**Requirement:**
Copy each line containing the word "JSON" from the records that follow, please.
┌─ Provided material
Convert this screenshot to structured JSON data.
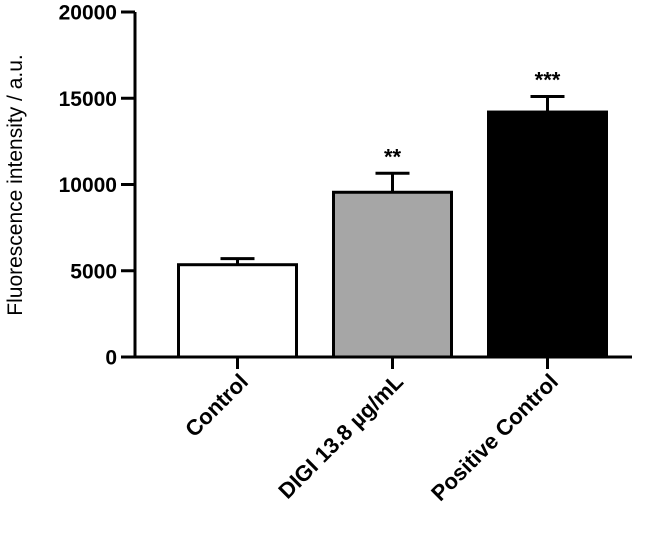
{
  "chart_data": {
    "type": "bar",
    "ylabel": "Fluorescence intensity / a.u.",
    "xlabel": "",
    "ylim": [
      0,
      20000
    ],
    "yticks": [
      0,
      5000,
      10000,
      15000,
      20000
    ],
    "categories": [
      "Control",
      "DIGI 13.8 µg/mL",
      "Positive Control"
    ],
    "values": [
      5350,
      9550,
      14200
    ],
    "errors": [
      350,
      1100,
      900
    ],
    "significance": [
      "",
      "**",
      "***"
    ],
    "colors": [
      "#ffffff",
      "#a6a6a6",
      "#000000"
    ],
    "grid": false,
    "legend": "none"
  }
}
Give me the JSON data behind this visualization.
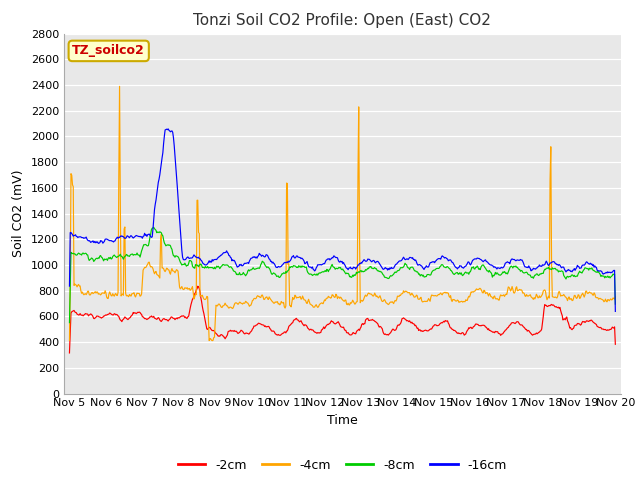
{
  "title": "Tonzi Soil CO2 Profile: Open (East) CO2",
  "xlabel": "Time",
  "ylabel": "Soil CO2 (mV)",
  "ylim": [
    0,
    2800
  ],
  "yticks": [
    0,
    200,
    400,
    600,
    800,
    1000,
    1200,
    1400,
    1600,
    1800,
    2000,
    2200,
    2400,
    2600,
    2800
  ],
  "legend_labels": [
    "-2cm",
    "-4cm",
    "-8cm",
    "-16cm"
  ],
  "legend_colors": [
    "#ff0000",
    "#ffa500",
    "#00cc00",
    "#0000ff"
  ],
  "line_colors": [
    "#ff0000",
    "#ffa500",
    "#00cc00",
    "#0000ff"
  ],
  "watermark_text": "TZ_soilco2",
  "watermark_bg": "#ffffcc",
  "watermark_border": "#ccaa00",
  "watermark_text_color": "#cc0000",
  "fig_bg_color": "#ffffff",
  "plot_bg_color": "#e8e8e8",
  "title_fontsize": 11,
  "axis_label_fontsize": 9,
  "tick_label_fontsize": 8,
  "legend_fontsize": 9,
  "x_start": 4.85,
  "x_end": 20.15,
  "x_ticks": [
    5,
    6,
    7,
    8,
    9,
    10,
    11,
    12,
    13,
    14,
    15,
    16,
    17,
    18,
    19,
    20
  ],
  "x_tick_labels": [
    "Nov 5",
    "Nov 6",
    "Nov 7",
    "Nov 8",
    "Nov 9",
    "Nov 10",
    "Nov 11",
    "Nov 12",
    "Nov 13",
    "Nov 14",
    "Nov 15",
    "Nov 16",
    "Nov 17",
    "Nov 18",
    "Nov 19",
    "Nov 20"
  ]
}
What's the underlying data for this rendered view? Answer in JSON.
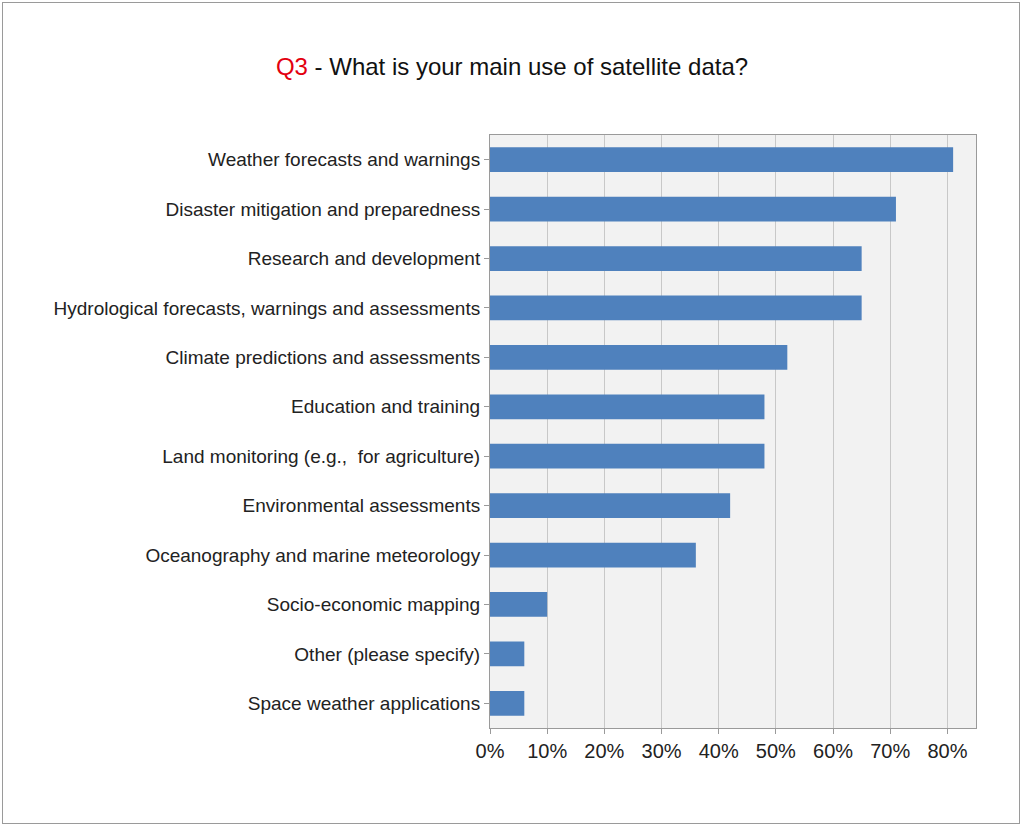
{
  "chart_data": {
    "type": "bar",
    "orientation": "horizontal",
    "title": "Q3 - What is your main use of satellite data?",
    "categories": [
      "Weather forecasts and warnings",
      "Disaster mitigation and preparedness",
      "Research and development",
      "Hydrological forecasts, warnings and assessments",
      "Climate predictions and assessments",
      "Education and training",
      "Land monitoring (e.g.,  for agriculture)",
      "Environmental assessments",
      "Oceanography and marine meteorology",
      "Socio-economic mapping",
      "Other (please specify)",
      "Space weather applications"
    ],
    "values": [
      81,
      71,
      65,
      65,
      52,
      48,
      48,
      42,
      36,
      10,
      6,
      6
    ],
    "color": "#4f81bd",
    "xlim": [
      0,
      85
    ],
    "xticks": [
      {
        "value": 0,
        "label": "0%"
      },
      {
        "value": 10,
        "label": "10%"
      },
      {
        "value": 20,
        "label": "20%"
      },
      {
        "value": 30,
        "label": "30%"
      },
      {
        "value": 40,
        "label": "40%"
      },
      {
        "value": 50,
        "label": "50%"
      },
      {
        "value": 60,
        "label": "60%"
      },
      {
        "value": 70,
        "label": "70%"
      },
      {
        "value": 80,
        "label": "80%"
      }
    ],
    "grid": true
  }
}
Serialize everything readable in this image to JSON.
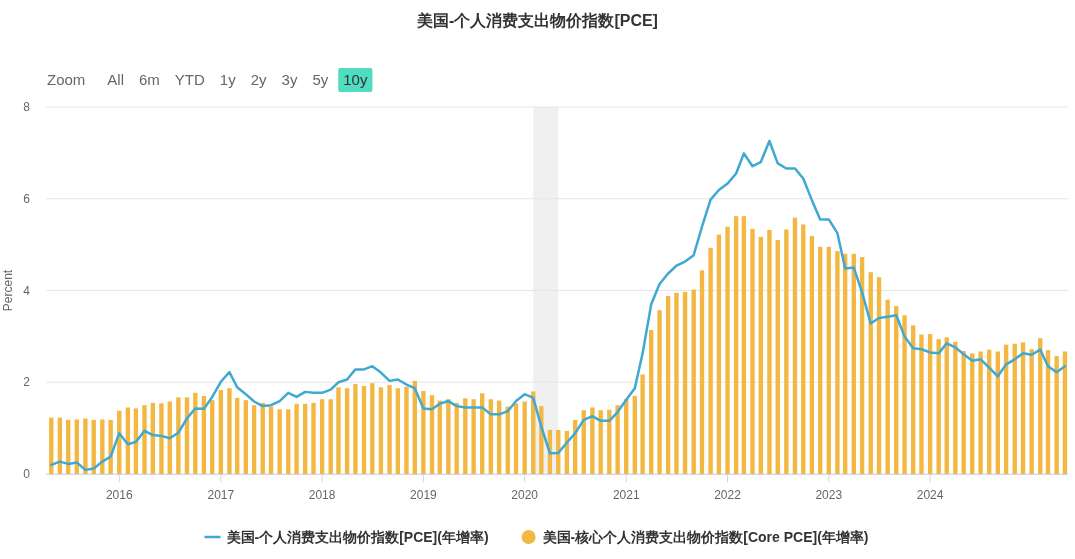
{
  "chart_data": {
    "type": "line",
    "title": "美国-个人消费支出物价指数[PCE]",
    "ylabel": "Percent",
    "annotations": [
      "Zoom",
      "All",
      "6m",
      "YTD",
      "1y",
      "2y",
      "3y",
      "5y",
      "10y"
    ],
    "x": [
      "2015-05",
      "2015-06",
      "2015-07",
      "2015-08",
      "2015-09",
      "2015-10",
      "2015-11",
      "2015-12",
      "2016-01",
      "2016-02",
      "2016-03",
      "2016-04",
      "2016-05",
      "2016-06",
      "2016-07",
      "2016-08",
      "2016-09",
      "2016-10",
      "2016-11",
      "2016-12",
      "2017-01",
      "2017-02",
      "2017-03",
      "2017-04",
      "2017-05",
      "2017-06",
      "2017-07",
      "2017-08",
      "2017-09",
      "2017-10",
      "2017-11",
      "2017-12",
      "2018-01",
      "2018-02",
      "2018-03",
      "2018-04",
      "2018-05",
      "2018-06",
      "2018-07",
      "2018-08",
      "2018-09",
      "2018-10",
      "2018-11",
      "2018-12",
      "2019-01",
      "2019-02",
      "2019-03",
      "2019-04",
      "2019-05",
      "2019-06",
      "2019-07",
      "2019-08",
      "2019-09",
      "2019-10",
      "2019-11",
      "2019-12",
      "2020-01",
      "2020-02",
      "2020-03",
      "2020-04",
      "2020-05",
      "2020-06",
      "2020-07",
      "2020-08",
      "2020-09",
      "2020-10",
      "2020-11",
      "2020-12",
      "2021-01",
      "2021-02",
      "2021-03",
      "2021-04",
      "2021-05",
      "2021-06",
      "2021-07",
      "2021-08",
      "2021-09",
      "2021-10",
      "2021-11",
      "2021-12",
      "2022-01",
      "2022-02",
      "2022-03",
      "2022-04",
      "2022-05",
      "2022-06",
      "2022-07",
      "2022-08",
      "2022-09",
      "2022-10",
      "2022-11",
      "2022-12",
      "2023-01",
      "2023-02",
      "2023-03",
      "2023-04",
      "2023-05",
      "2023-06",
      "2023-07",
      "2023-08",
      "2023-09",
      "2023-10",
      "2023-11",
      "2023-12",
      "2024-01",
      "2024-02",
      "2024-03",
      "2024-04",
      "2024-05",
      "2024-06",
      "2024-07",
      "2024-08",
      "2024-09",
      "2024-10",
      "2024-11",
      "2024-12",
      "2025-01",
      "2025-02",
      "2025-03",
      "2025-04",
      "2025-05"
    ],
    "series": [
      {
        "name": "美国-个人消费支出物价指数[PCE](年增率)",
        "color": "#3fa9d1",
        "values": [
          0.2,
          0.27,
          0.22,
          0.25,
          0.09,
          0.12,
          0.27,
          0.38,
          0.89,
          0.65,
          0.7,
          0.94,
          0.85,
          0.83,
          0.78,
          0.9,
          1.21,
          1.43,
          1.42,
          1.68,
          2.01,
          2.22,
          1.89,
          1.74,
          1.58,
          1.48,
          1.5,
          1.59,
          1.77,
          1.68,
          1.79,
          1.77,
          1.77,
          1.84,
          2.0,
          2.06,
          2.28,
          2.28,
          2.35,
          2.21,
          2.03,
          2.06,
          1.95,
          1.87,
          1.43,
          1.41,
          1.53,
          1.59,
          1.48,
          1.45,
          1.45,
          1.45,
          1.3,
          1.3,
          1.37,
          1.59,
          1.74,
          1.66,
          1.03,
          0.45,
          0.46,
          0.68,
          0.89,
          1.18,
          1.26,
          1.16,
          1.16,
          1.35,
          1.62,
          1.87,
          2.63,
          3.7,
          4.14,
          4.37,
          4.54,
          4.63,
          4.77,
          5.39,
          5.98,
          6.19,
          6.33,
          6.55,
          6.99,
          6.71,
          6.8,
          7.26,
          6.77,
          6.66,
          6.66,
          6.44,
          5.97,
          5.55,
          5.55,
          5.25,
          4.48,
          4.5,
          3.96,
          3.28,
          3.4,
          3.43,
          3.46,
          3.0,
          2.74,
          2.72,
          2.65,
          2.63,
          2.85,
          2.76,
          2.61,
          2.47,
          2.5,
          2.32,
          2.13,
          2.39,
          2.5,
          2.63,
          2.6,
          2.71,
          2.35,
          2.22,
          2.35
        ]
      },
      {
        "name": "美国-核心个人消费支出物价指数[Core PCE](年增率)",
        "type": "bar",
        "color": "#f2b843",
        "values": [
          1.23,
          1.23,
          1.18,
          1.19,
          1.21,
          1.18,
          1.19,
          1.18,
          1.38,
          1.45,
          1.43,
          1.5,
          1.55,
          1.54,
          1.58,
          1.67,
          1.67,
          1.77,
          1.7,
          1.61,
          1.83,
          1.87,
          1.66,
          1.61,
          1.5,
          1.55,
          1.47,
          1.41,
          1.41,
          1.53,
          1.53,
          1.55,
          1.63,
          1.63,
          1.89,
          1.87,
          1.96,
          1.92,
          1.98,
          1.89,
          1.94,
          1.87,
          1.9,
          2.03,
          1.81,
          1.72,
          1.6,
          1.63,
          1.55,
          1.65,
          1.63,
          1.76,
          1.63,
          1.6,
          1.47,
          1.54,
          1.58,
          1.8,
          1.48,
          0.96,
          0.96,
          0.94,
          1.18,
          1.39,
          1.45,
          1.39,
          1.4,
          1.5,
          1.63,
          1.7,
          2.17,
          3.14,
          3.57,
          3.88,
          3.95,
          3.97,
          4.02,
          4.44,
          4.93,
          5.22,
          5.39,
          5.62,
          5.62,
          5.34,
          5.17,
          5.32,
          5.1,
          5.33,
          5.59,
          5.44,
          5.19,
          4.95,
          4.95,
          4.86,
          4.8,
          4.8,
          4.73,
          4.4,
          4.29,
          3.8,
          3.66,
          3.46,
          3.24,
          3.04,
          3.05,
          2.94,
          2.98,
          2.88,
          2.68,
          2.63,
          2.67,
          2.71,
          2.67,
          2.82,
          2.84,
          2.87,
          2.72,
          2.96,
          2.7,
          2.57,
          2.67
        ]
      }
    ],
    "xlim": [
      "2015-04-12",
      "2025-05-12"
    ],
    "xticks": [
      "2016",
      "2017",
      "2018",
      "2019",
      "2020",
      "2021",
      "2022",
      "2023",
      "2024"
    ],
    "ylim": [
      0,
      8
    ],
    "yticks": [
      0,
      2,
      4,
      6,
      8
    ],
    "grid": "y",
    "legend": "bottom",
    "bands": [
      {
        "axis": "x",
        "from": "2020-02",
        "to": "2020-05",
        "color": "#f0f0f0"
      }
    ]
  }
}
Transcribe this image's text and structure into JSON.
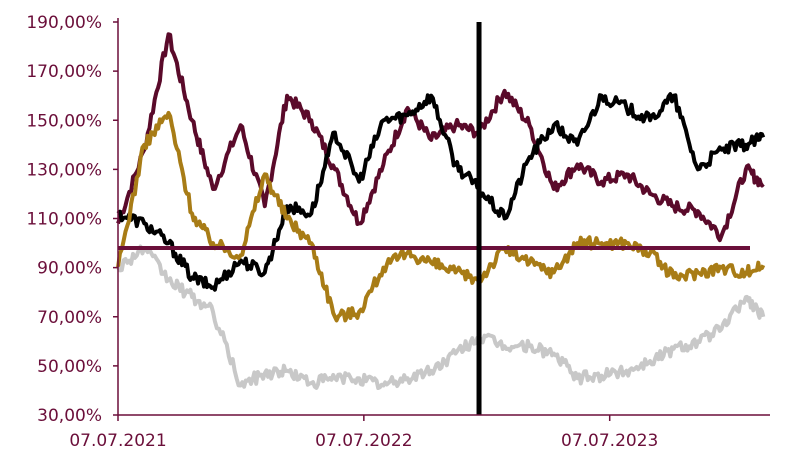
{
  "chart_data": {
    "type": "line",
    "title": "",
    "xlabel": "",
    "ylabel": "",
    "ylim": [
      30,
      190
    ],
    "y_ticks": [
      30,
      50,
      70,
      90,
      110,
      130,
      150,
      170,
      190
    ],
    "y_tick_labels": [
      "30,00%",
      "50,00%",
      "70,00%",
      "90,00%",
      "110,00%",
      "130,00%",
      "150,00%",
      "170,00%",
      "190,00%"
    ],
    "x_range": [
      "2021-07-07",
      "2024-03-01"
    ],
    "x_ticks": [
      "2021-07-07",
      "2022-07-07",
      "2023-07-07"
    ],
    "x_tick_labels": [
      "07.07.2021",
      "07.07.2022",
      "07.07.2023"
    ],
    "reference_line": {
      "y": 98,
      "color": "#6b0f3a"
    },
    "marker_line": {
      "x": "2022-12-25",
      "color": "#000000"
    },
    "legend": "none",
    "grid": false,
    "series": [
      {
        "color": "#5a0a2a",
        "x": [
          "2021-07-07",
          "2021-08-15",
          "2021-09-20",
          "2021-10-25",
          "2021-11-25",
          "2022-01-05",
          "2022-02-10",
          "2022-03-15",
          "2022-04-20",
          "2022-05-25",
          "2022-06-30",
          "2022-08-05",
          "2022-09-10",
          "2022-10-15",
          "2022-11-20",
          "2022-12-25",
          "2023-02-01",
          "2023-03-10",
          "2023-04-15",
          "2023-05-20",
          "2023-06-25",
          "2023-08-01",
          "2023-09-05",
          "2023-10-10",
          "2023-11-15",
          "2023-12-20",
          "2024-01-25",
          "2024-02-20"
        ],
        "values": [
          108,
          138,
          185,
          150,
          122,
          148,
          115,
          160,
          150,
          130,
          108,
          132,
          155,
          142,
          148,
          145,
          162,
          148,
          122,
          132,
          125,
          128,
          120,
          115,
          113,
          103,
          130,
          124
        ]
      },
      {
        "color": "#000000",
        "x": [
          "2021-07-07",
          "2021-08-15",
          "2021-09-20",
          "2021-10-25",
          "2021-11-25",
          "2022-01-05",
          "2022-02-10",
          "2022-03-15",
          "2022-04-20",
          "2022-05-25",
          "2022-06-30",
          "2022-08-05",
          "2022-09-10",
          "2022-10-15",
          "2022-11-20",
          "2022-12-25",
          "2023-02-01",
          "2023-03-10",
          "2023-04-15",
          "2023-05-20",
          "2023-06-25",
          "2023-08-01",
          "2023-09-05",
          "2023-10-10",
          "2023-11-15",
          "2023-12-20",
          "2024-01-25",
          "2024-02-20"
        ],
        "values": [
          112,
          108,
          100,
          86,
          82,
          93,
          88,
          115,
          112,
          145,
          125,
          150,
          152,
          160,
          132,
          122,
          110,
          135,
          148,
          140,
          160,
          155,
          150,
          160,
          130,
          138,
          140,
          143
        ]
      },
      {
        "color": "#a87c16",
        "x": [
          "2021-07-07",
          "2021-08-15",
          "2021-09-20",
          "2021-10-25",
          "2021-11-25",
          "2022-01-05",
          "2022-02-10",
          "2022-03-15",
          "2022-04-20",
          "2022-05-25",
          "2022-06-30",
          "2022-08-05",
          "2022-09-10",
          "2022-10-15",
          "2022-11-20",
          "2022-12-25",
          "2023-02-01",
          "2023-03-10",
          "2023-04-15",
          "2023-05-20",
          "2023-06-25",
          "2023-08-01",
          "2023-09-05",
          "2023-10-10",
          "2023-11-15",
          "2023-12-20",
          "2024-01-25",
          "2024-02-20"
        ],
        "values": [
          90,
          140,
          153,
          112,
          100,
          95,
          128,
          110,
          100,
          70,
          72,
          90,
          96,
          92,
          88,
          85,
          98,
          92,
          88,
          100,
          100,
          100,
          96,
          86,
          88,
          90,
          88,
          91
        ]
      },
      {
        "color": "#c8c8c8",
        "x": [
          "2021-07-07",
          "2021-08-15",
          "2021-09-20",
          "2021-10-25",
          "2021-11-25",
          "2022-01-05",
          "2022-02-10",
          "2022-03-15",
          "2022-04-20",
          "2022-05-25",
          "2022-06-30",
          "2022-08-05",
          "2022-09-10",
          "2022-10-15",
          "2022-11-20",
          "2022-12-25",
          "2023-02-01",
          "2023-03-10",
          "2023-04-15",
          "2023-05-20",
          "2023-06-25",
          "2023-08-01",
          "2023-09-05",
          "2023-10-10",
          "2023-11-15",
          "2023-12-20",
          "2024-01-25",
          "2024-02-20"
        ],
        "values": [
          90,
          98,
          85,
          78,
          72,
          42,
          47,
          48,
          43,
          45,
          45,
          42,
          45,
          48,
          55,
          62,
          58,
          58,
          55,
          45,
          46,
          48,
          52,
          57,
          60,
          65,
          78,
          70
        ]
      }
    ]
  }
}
└─
**Exercise output:**
Convert this screenshot to structured JSON data.
Give me the JSON data behind this visualization.
What's the underlying data for this rendered view? Answer in JSON.
Serialize everything readable in this image to JSON.
Transcribe this image's text and structure into JSON.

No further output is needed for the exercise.